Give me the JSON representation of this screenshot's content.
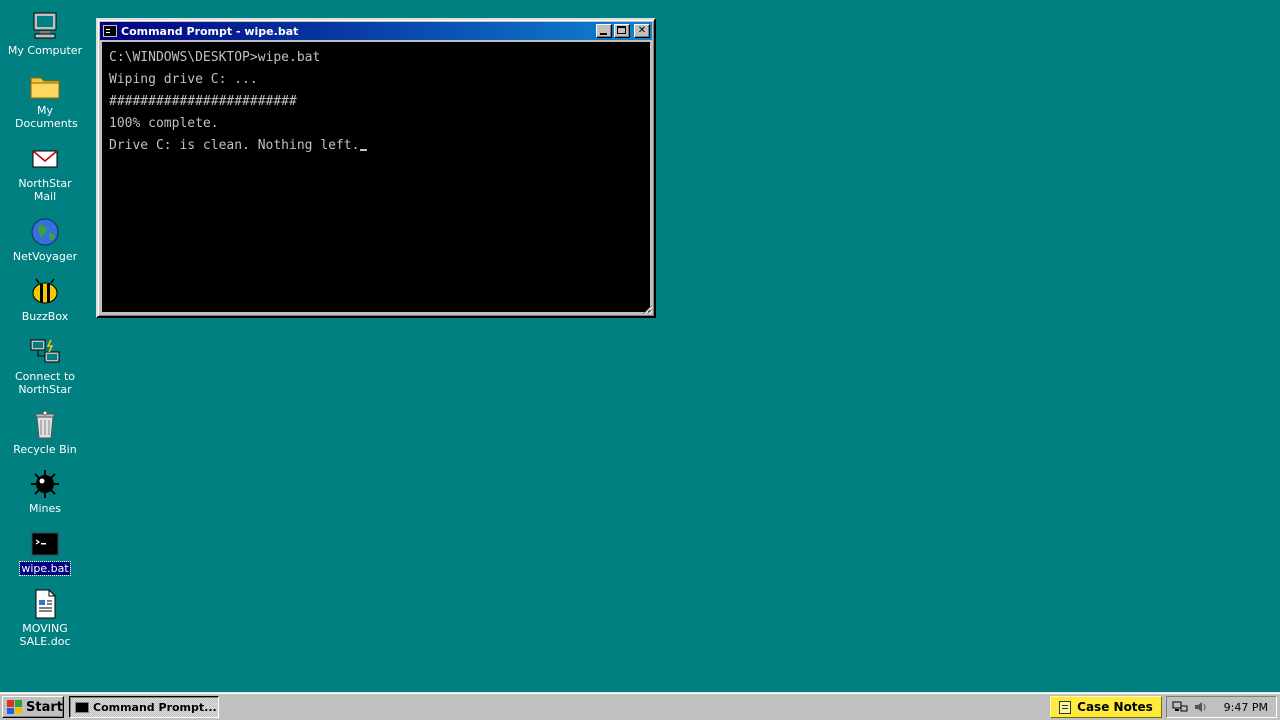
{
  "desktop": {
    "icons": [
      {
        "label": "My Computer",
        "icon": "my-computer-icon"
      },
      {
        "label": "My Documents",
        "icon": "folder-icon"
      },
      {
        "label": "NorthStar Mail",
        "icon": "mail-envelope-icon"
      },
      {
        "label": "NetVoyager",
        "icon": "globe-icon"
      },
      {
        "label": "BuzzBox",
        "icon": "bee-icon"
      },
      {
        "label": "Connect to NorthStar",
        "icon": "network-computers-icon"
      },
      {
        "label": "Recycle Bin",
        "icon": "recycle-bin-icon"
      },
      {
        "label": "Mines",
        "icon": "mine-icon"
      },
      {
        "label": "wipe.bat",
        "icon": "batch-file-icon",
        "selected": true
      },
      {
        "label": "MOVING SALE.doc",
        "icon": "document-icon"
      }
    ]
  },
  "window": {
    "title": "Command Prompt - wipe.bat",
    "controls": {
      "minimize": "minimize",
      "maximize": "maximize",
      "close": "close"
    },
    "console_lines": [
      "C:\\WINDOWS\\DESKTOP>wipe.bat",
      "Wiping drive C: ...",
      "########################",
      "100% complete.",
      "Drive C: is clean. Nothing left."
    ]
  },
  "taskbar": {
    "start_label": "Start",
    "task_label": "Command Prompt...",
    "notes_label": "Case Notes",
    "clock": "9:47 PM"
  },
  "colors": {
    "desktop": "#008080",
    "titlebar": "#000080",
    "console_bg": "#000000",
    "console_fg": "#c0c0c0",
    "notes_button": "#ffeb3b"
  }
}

....................

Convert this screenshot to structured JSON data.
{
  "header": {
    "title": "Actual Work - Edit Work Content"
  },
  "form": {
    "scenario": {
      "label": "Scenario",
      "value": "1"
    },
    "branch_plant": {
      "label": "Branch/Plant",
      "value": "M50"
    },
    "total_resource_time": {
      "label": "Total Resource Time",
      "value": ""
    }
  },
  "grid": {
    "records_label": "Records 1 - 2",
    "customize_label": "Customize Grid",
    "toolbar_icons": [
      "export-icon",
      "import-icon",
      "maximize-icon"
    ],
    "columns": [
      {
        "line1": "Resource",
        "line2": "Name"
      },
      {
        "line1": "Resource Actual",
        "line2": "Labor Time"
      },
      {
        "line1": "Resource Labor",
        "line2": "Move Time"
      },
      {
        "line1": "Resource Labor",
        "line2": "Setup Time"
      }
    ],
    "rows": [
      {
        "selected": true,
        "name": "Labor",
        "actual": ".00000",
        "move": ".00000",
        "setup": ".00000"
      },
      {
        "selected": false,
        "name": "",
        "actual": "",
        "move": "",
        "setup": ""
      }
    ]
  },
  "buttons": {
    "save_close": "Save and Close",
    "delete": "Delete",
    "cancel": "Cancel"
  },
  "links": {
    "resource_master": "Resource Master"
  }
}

....................

THE EXERCISE:
Count each line where the string "Prompt" occurs, and write only the number.

ANSWER BELOW:
2